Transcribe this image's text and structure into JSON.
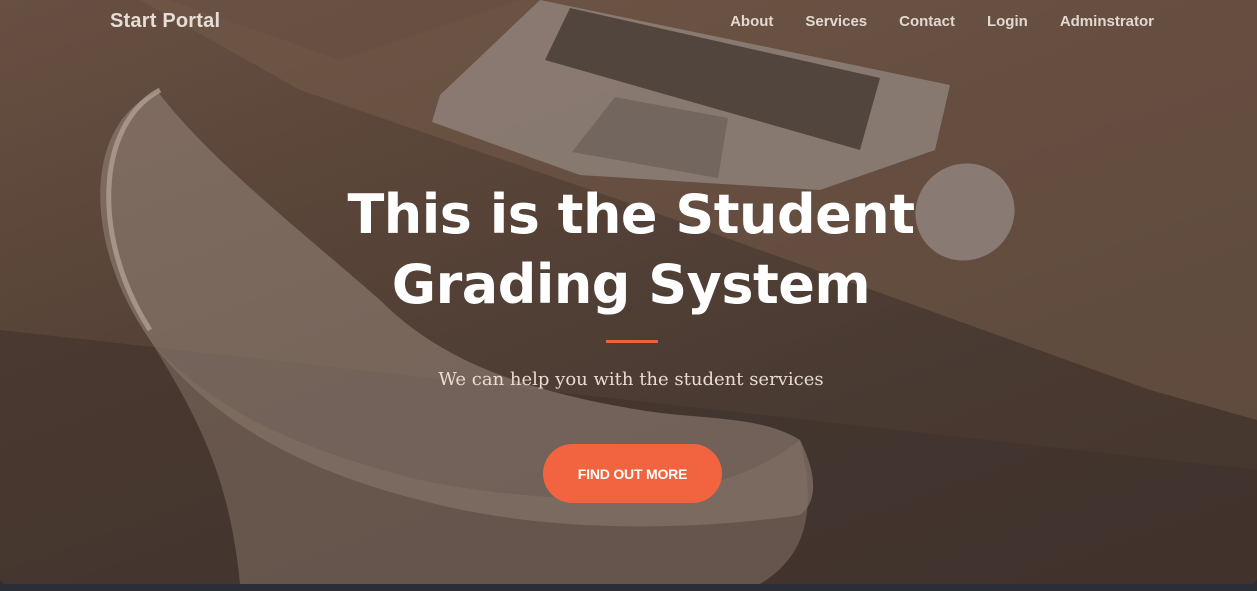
{
  "nav": {
    "brand": "Start Portal",
    "links": [
      "About",
      "Services",
      "Contact",
      "Login",
      "Adminstrator"
    ]
  },
  "hero": {
    "title": "This is the Student Grading System",
    "subtitle": "We can help you with the student services",
    "cta_label": "FIND OUT MORE"
  },
  "colors": {
    "accent": "#f26440",
    "overlay": "#5a463b",
    "page_background": "#2b2e36"
  }
}
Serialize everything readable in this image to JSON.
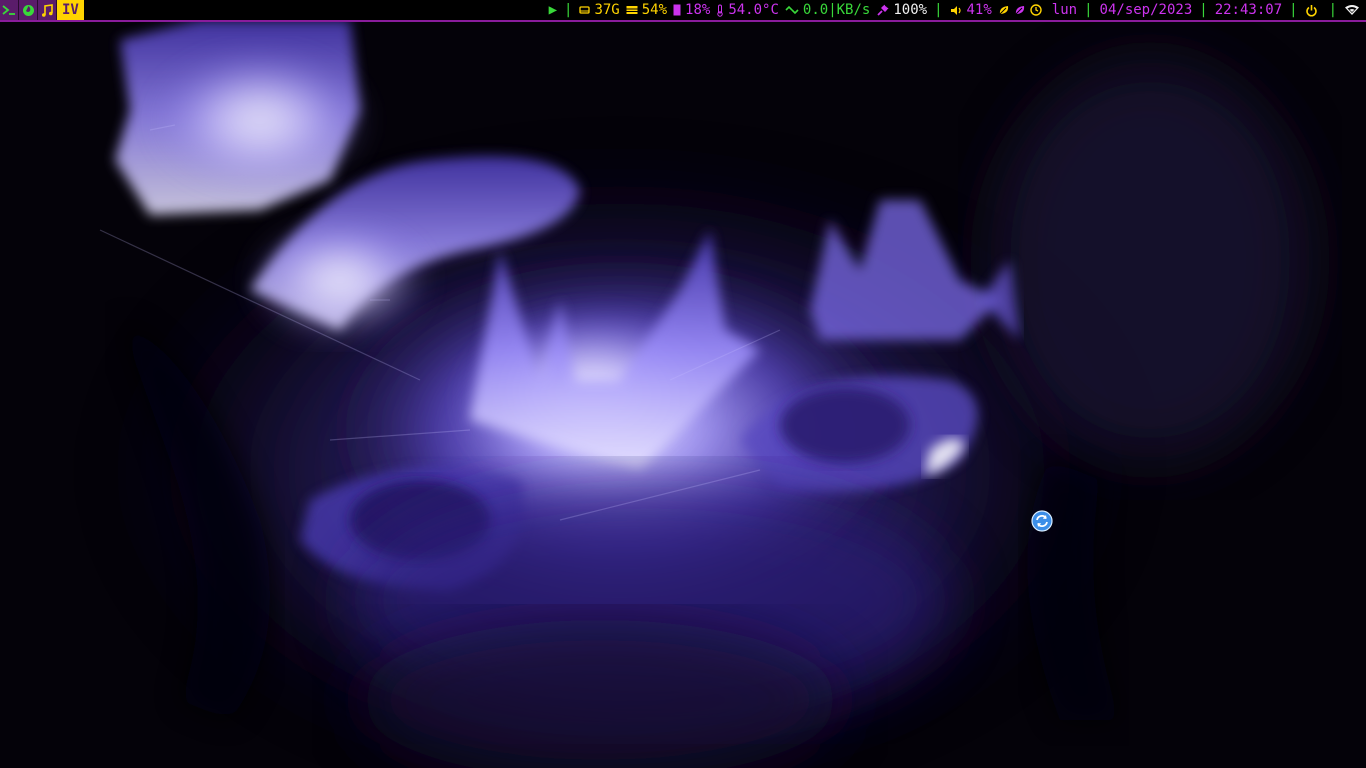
_ _ _ _ _
[REQUEST]:
Leave out the pictures and retype every line above exactly.

[SOLUTION TO THIS PROBLEM]:
Transcribe this image's text and structure into JSON.
{
  "nav": {
    "brand": "Start Portal",
    "links": [
      "About",
      "Services",
      "Contact",
      "Login",
      "Adminstrator"
    ]
  },
  "hero": {
    "title": "This is the Student Grading System",
    "subtitle": "We can help you with the student services",
    "cta_label": "FIND OUT MORE"
  },
  "colors": {
    "accent": "#f26440",
    "overlay": "#5a463b",
    "page_background": "#2b2e36"
  }
}
Serialize everything readable in this image to JSON.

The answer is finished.